Output every line exactly as written. Leave out pictures.

## Entries from a dataset:
_ _ _

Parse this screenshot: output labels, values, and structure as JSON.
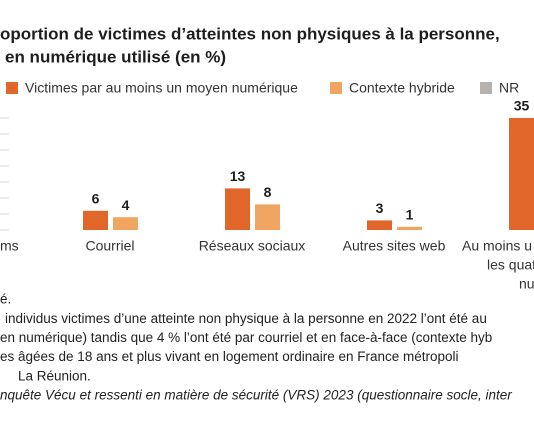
{
  "chart_data": {
    "type": "bar",
    "title_lines": [
      "oportion de victimes d’atteintes non physiques à la personne,",
      "en numérique utilisé (en %)"
    ],
    "categories": [
      [
        "ms"
      ],
      [
        "Courriel"
      ],
      [
        "Réseaux sociaux"
      ],
      [
        "Autres sites web"
      ],
      [
        "Au moins u",
        "les quat",
        "nu"
      ]
    ],
    "series": [
      {
        "name": "Victimes par au moins un moyen numérique",
        "color": "#e0662a",
        "values": [
          null,
          6,
          13,
          3,
          35
        ]
      },
      {
        "name": "Contexte hybride",
        "color": "#f0a660",
        "values": [
          null,
          4,
          8,
          1,
          null
        ]
      },
      {
        "name": "NR",
        "color": "#b7b2ae",
        "values": [
          null,
          null,
          null,
          null,
          null
        ]
      }
    ],
    "ylim": [
      0,
      35
    ],
    "yticks": [
      0,
      5,
      10,
      15,
      20,
      25,
      30,
      35
    ],
    "grid": true,
    "notes": [
      "é.",
      "individus victimes d’une atteinte non physique à la personne en 2022 l’ont été au",
      "en numérique) tandis que 4 % l’ont été par courriel et en face-à-face (contexte hyb",
      "es âgées de 18 ans et plus vivant en logement ordinaire en France métropoli",
      "La Réunion.",
      "nquête Vécu et ressenti en matière de sécurité (VRS) 2023 (questionnaire socle, inter"
    ]
  }
}
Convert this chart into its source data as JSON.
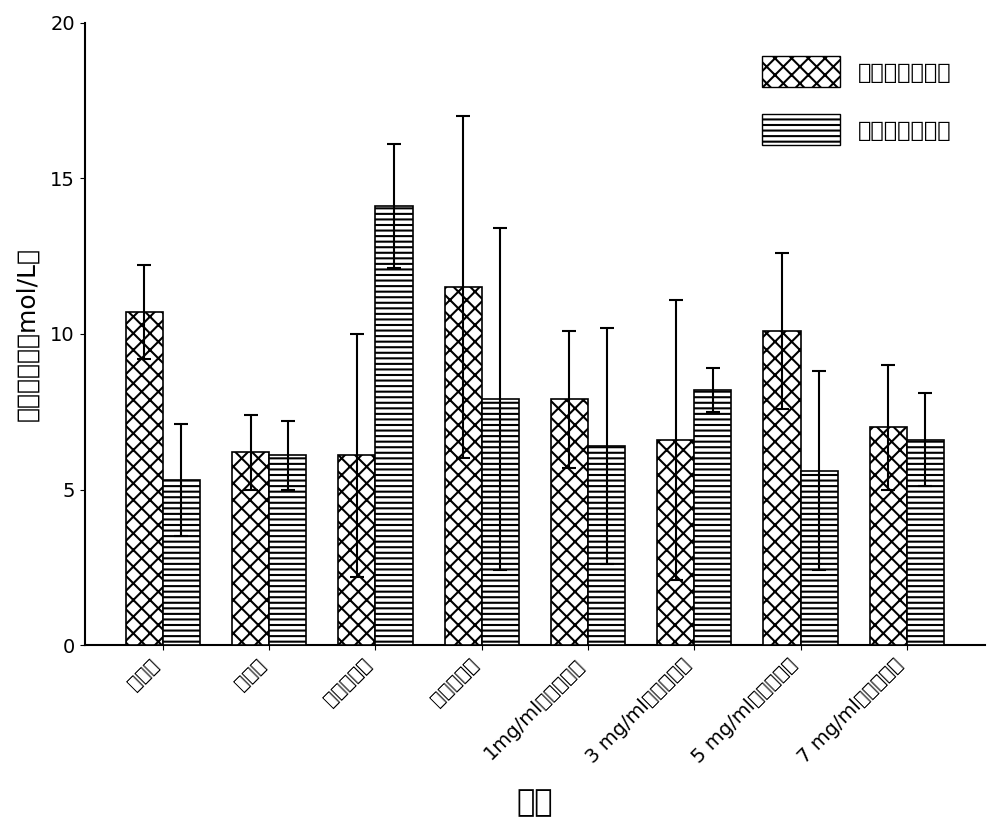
{
  "categories": [
    "正常组",
    "模型组",
    "溶剂对照组",
    "阳性药物组",
    "1mg/ml药物浓度组",
    "3 mg/ml药物浓度组",
    "5 mg/ml药物浓度组",
    "7 mg/ml药物浓度组"
  ],
  "liver_values": [
    10.7,
    6.2,
    6.1,
    11.5,
    7.9,
    6.6,
    10.1,
    7.0
  ],
  "liver_errors": [
    1.5,
    1.2,
    3.9,
    5.5,
    2.2,
    4.5,
    2.5,
    2.0
  ],
  "serum_values": [
    5.3,
    6.1,
    14.1,
    7.9,
    6.4,
    8.2,
    5.6,
    6.6
  ],
  "serum_errors": [
    1.8,
    1.1,
    2.0,
    5.5,
    3.8,
    0.7,
    3.2,
    1.5
  ],
  "ylabel": "葡萄糖含量（mol/L）",
  "xlabel": "组别",
  "ylim": [
    0,
    20
  ],
  "yticks": [
    0,
    5,
    10,
    15,
    20
  ],
  "legend_liver": "肝脏葡萄糖含量",
  "legend_serum": "血清葡萄糖含量",
  "bar_width": 0.35,
  "liver_hatch": "xx",
  "serum_hatch": "---",
  "label_fontsize": 18,
  "tick_fontsize": 14,
  "legend_fontsize": 16,
  "xlabel_fontsize": 22
}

_ _ _

## Written response:
Parse this screenshot: output labels, values, and structure as JSON.
{
  "chart_data": {
    "type": "bar",
    "title_lines": [
      "oportion de victimes d’atteintes non physiques à la personne,",
      "en numérique utilisé (en %)"
    ],
    "categories": [
      [
        "ms"
      ],
      [
        "Courriel"
      ],
      [
        "Réseaux sociaux"
      ],
      [
        "Autres sites web"
      ],
      [
        "Au moins u",
        "les quat",
        "nu"
      ]
    ],
    "series": [
      {
        "name": "Victimes par au moins un moyen numérique",
        "color": "#e0662a",
        "values": [
          null,
          6,
          13,
          3,
          35
        ]
      },
      {
        "name": "Contexte hybride",
        "color": "#f0a660",
        "values": [
          null,
          4,
          8,
          1,
          null
        ]
      },
      {
        "name": "NR",
        "color": "#b7b2ae",
        "values": [
          null,
          null,
          null,
          null,
          null
        ]
      }
    ],
    "ylim": [
      0,
      35
    ],
    "yticks": [
      0,
      5,
      10,
      15,
      20,
      25,
      30,
      35
    ],
    "grid": true,
    "notes": [
      "é.",
      "individus victimes d’une atteinte non physique à la personne en 2022 l’ont été au",
      "en numérique) tandis que 4 % l’ont été par courriel et en face-à-face (contexte hyb",
      "es âgées de 18 ans et plus vivant en logement ordinaire en France métropoli",
      "La Réunion.",
      "nquête Vécu et ressenti en matière de sécurité (VRS) 2023 (questionnaire socle, inter"
    ]
  }
}
Convert this chart into its source data as JSON.
{
  "categories": [
    "正常组",
    "模型组",
    "溶剂对照组",
    "阳性药物组",
    "1mg/ml药物浓度组",
    "3 mg/ml药物浓度组",
    "5 mg/ml药物浓度组",
    "7 mg/ml药物浓度组"
  ],
  "liver_values": [
    10.7,
    6.2,
    6.1,
    11.5,
    7.9,
    6.6,
    10.1,
    7.0
  ],
  "liver_errors": [
    1.5,
    1.2,
    3.9,
    5.5,
    2.2,
    4.5,
    2.5,
    2.0
  ],
  "serum_values": [
    5.3,
    6.1,
    14.1,
    7.9,
    6.4,
    8.2,
    5.6,
    6.6
  ],
  "serum_errors": [
    1.8,
    1.1,
    2.0,
    5.5,
    3.8,
    0.7,
    3.2,
    1.5
  ],
  "ylabel": "葡萄糖含量（mol/L）",
  "xlabel": "组别",
  "ylim": [
    0,
    20
  ],
  "yticks": [
    0,
    5,
    10,
    15,
    20
  ],
  "legend_liver": "肝脏葡萄糖含量",
  "legend_serum": "血清葡萄糖含量",
  "bar_width": 0.35,
  "liver_hatch": "xx",
  "serum_hatch": "---",
  "label_fontsize": 18,
  "tick_fontsize": 14,
  "legend_fontsize": 16,
  "xlabel_fontsize": 22
}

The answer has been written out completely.